■ DATASET ROWS ■

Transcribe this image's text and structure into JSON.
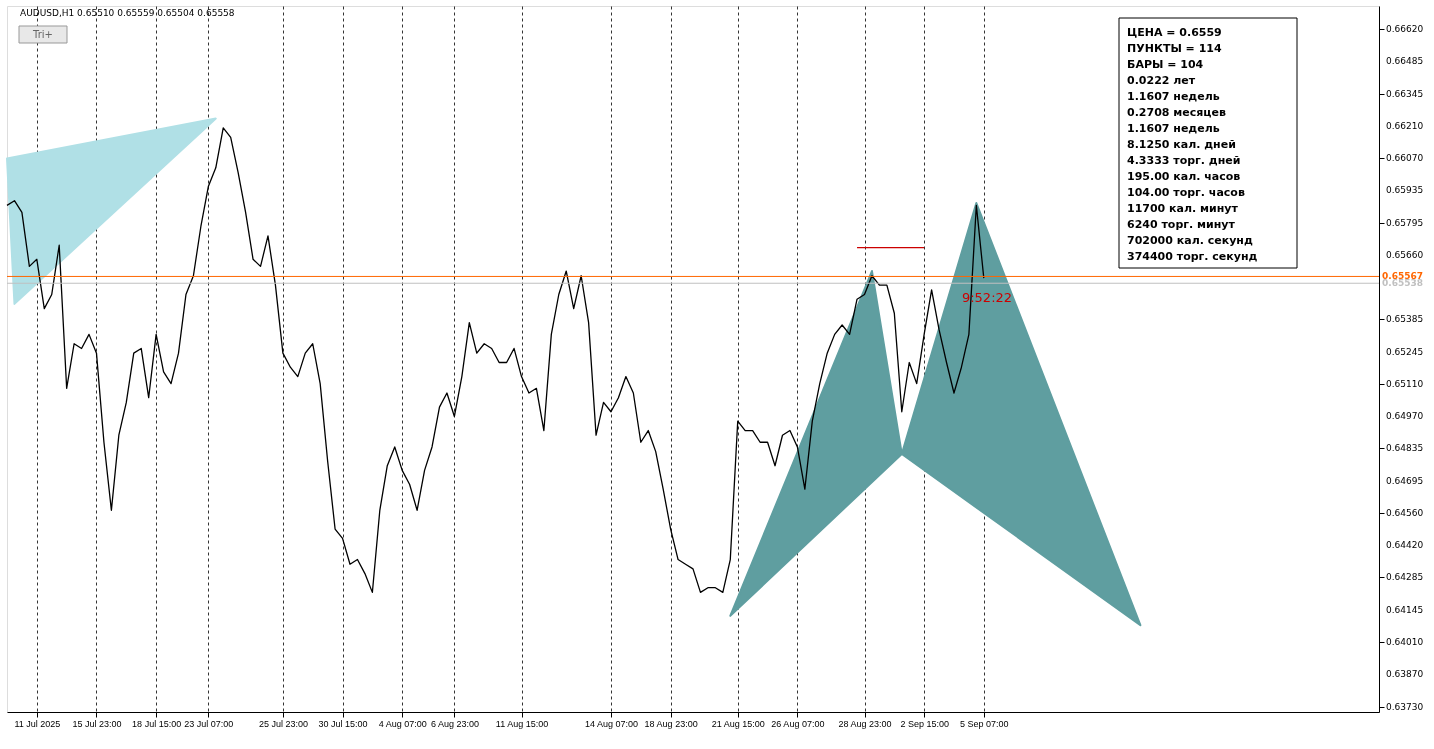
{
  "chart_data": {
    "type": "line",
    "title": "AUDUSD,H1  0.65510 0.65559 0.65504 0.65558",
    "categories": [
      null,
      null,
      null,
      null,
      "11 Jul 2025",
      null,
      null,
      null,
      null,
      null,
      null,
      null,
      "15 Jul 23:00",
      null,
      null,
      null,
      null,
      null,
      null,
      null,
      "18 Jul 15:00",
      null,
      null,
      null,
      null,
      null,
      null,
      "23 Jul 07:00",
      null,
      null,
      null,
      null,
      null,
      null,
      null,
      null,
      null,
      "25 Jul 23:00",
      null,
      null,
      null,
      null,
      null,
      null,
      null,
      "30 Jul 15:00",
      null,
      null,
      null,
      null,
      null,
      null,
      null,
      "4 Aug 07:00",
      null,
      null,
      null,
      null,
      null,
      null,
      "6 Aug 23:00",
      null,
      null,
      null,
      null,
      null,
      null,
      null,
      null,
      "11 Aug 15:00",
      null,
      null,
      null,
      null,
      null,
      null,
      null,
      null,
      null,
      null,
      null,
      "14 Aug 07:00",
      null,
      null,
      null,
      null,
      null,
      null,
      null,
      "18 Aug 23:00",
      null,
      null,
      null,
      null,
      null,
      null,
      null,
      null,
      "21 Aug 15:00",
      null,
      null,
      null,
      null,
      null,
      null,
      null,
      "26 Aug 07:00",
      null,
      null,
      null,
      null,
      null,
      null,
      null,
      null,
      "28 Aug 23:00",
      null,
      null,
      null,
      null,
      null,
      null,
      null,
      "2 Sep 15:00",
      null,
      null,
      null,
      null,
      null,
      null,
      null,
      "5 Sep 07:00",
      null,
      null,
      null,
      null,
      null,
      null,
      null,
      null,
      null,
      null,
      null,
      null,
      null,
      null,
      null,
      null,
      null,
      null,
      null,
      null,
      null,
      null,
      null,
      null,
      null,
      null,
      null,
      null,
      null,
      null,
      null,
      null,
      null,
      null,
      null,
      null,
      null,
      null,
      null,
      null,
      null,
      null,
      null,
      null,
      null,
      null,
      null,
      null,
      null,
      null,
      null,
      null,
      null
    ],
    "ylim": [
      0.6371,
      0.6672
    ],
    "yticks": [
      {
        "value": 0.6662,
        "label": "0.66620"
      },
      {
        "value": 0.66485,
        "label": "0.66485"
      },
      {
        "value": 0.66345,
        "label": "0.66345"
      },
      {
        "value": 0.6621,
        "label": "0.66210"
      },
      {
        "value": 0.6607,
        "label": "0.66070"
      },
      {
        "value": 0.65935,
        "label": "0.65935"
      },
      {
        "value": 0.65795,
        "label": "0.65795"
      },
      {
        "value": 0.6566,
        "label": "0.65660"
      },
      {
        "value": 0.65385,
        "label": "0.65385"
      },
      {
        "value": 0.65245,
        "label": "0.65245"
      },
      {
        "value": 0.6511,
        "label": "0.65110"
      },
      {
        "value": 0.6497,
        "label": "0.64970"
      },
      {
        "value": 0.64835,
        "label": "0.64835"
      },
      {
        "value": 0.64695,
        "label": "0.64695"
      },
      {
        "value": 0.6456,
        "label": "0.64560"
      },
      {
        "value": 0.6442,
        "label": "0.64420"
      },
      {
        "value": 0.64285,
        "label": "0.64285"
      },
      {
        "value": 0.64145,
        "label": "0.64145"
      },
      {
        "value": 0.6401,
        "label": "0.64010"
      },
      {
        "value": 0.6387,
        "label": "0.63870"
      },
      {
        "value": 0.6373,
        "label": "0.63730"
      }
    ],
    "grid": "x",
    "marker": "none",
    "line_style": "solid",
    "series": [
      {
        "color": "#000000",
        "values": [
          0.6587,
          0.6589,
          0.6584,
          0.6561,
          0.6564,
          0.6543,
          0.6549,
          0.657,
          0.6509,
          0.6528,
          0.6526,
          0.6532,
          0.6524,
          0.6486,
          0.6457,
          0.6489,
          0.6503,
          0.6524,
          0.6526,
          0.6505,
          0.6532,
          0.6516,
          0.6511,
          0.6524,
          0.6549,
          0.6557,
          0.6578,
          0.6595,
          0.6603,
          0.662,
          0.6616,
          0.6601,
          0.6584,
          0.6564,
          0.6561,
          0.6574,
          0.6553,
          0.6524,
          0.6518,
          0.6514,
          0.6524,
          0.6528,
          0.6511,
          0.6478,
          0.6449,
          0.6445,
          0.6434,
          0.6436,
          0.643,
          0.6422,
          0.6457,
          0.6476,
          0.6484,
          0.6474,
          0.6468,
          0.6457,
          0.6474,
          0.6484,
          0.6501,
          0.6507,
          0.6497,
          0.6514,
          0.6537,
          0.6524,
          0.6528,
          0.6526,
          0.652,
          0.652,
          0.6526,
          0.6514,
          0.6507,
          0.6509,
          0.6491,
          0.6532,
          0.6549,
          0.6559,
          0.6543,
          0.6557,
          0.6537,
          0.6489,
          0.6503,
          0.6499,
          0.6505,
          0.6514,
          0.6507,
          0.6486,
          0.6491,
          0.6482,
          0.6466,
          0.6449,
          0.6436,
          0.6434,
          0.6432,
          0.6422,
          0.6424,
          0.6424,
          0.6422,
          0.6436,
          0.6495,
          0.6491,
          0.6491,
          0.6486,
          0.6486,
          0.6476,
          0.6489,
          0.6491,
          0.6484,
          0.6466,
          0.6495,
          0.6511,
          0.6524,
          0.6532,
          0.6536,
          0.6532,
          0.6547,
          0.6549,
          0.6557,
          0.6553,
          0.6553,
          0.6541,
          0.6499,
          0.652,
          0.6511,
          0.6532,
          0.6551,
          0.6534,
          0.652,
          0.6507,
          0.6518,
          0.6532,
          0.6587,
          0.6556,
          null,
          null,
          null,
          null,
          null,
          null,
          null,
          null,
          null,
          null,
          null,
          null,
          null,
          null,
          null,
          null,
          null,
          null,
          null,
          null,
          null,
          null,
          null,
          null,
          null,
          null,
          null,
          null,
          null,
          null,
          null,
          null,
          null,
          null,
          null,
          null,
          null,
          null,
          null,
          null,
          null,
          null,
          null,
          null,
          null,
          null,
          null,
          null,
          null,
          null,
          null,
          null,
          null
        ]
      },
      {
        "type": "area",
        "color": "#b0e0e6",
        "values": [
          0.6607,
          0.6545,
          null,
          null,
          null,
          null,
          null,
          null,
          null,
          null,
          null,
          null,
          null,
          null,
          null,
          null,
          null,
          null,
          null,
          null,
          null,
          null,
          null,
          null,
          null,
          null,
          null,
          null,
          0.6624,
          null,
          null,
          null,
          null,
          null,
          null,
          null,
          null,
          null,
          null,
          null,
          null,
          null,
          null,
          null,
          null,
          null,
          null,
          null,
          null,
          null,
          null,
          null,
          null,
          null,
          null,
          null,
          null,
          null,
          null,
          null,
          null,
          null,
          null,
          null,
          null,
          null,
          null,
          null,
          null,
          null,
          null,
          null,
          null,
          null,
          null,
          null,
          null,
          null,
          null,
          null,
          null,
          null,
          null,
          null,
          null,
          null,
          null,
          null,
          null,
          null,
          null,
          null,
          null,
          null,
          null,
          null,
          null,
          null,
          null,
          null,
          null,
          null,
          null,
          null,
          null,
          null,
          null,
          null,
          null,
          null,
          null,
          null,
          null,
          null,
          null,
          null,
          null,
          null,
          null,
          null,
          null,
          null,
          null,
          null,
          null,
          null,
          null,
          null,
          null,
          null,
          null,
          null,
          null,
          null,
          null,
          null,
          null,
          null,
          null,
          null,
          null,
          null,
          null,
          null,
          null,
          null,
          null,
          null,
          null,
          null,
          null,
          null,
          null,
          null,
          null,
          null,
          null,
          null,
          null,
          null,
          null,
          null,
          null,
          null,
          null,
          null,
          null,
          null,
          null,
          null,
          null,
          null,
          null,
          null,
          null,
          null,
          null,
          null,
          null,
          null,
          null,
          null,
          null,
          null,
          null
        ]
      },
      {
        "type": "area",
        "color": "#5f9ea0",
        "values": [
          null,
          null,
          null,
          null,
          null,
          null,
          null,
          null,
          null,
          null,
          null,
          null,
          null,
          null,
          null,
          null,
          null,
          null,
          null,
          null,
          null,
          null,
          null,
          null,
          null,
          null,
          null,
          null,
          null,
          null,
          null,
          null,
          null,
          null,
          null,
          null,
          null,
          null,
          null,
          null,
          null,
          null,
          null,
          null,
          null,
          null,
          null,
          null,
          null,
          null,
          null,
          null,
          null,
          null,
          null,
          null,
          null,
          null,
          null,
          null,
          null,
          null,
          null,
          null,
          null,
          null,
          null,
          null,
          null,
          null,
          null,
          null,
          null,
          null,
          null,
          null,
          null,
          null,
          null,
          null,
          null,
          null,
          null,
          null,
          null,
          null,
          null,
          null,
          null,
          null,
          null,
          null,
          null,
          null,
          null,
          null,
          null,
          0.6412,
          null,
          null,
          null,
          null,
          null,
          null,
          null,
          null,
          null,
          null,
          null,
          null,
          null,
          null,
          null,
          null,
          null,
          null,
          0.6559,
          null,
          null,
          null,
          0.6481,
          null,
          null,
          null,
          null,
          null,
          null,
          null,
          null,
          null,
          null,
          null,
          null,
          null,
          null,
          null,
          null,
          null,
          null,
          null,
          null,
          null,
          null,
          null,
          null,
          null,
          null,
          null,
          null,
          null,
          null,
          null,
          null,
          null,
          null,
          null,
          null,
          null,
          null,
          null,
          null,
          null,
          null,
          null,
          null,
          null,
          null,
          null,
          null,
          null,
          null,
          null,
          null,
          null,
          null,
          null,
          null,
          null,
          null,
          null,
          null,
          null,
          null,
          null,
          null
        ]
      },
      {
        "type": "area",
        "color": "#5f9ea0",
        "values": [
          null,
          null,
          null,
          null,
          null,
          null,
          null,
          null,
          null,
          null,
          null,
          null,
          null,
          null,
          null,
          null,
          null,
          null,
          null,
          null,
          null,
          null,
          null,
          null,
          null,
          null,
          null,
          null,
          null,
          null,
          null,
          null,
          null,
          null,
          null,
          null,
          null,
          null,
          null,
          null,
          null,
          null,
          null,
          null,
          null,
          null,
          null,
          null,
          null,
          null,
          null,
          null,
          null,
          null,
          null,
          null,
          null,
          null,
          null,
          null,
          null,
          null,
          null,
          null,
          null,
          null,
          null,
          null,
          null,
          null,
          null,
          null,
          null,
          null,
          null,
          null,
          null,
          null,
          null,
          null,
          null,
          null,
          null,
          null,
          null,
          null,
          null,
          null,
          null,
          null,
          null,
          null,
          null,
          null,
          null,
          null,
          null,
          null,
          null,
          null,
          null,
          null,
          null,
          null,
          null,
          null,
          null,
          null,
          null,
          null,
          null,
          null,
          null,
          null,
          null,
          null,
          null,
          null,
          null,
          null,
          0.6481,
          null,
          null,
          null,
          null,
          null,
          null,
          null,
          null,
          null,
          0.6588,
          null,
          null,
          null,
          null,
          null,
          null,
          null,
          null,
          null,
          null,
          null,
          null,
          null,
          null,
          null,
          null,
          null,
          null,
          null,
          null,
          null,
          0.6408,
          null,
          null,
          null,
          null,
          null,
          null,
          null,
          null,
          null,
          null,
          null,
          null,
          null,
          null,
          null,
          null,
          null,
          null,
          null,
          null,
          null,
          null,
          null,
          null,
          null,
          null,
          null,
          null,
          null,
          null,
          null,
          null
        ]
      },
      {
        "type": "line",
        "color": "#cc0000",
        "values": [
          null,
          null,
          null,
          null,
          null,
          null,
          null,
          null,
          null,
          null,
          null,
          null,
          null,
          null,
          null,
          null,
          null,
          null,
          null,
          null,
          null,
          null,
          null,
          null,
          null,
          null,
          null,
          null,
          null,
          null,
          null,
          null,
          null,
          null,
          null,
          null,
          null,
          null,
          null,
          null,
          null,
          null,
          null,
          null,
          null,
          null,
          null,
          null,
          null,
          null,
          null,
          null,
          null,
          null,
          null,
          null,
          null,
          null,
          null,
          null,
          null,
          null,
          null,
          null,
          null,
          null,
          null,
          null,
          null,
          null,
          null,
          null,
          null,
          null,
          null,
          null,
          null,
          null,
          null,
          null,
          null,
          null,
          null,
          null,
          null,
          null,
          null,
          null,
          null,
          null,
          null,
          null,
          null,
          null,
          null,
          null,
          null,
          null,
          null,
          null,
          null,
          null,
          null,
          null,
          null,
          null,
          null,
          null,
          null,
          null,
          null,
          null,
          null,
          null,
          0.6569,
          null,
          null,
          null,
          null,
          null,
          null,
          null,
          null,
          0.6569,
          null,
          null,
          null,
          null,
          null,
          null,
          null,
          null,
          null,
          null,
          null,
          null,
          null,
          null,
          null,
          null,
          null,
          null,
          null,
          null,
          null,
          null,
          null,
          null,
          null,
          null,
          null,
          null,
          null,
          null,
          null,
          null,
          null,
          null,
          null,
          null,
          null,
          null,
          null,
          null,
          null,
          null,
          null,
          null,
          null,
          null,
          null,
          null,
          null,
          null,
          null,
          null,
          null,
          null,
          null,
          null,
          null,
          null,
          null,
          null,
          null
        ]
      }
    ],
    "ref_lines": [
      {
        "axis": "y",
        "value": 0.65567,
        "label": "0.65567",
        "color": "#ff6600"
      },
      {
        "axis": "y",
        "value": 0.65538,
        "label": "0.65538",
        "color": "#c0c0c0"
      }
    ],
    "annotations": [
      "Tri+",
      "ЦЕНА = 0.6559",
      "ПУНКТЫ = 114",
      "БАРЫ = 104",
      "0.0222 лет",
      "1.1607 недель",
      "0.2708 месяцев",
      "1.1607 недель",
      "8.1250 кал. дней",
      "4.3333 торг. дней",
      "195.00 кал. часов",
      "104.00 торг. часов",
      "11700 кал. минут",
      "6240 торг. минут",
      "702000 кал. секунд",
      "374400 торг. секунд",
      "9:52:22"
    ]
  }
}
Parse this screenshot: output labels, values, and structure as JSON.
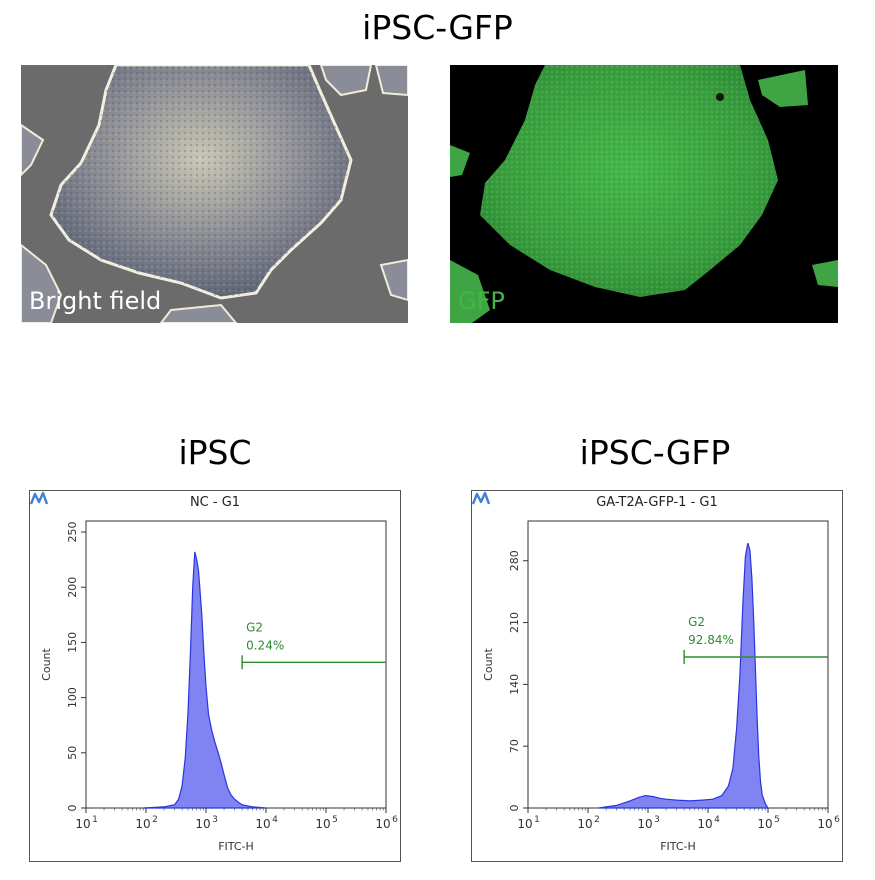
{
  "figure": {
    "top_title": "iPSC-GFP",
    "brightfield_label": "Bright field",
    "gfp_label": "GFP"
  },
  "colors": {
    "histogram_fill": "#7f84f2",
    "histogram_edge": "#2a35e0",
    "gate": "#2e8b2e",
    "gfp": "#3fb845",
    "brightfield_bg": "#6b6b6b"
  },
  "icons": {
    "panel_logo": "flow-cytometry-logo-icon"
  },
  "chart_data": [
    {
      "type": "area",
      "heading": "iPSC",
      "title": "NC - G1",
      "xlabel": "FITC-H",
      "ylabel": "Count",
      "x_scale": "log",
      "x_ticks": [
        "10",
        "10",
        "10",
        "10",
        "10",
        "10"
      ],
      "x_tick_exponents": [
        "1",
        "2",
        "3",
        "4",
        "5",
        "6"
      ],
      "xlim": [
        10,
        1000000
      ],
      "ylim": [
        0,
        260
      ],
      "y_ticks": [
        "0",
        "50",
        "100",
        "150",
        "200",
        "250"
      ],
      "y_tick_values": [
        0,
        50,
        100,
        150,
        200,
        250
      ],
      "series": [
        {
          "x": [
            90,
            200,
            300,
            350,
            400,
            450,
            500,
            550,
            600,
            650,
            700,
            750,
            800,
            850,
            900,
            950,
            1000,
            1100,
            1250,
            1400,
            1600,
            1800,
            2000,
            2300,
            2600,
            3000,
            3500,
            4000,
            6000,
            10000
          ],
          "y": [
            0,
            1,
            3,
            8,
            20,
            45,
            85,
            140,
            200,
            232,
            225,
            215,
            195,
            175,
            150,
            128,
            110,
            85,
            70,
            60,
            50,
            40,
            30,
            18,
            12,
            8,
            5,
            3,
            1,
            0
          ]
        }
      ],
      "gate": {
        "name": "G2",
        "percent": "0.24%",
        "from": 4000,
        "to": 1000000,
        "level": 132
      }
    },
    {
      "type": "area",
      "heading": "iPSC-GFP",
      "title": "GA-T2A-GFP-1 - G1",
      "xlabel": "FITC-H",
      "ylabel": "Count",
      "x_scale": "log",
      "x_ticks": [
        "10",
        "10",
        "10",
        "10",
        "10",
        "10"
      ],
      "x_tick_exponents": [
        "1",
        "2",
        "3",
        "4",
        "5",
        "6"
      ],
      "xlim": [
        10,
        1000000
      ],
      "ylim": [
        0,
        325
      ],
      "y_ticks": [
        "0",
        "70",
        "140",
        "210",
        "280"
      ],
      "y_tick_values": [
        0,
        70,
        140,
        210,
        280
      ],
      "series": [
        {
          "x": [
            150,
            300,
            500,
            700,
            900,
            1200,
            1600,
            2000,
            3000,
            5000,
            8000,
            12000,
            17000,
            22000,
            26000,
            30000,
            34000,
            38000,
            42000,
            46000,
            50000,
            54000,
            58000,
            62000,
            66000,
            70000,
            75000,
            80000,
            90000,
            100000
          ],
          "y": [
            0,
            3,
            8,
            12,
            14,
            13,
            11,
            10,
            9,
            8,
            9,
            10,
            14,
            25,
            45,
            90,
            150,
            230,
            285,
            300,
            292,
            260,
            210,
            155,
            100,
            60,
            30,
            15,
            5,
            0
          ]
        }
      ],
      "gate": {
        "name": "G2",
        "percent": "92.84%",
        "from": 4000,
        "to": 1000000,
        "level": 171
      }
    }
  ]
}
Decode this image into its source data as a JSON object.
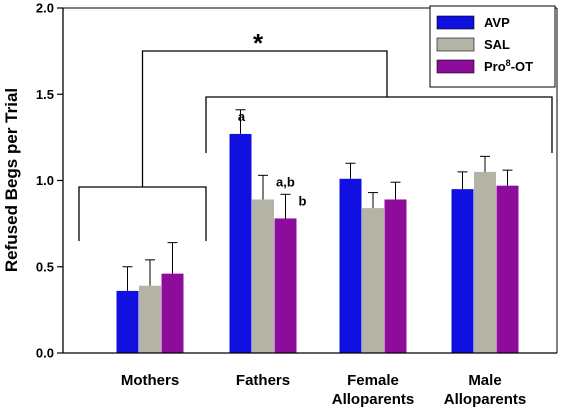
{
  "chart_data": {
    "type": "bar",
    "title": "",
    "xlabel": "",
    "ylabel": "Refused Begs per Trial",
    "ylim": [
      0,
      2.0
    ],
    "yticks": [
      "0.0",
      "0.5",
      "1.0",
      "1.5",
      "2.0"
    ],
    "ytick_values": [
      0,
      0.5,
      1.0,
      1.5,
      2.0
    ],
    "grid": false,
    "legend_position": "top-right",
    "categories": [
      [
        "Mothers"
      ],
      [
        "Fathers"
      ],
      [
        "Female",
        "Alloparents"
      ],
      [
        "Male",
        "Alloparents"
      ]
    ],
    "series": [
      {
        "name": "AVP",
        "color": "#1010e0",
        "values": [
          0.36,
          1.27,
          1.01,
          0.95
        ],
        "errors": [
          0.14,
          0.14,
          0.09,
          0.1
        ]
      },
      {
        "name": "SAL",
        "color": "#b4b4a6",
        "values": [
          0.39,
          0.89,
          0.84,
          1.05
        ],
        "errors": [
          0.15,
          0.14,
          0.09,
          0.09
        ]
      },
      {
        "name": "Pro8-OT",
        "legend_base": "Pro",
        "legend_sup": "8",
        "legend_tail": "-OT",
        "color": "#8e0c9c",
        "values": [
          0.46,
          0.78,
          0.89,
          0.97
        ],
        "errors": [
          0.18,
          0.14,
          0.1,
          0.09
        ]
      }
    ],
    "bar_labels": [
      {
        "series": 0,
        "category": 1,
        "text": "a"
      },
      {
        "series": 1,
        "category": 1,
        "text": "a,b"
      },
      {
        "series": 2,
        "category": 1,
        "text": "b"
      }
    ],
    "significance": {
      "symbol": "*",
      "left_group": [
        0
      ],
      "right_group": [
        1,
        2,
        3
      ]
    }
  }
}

■ EXERCISE PROMPT ■
Check each line above for "structure" and return the ones that have it.

■ SOLUTION TO THIS EXERCISE ■
Transcribe this image's text and structure into JSON.
Parse this screenshot: output labels, values, and structure as JSON.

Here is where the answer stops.